■ Record list:

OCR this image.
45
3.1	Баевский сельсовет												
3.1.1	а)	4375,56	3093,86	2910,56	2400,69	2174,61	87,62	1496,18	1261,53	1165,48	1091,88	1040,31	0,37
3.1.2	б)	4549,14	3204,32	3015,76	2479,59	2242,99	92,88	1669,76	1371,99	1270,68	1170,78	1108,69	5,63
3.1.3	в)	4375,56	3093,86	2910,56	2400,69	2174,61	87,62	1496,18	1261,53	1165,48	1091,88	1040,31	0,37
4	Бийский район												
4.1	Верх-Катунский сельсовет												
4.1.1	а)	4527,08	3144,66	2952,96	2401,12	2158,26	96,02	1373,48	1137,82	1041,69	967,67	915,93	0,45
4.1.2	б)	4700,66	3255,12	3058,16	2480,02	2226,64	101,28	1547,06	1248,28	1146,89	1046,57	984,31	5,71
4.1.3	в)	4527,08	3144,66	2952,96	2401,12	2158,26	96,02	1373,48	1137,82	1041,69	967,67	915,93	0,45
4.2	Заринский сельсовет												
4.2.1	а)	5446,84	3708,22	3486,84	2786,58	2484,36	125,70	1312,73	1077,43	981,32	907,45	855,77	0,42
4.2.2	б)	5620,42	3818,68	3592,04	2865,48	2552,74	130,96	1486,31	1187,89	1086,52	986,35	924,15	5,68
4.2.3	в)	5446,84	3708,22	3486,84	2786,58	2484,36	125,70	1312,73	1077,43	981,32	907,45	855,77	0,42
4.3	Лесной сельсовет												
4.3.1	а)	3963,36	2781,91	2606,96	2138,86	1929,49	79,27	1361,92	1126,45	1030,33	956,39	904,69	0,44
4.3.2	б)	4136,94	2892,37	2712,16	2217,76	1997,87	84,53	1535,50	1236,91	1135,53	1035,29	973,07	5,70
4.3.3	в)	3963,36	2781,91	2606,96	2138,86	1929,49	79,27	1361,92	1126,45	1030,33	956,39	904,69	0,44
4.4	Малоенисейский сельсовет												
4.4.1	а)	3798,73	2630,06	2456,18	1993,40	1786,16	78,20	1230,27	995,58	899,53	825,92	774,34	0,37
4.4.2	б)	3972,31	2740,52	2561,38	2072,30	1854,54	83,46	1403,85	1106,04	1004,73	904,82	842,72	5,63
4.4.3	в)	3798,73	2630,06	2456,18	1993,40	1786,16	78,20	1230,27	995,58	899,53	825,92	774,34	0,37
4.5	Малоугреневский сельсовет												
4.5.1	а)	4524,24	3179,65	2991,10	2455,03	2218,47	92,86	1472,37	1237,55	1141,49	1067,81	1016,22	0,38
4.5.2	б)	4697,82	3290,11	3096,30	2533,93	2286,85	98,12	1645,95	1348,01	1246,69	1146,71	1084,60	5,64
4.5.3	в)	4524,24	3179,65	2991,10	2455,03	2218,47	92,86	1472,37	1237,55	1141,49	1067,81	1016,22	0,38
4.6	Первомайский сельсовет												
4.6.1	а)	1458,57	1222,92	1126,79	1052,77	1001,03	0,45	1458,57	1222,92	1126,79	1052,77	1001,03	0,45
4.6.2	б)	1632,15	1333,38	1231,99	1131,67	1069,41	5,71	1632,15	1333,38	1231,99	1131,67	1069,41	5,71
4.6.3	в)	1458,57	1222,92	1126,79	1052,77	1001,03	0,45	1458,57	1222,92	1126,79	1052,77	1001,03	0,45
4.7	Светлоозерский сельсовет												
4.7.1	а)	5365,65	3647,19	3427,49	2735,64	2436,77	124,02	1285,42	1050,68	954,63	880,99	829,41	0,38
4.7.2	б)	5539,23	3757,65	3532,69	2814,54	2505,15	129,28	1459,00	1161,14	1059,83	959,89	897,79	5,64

■ Goal:
Track down all lines above with the string "сельсовет" and copy them.

■ In response:
3.1	Баевский сельсовет												
4.1	Верх-Катунский сельсовет												
4.2	Заринский сельсовет												
4.3	Лесной сельсовет												
4.4	Малоенисейский сельсовет												
4.5	Малоугреневский сельсовет												
4.6	Первомайский сельсовет												
4.7	Светлоозерский сельсовет												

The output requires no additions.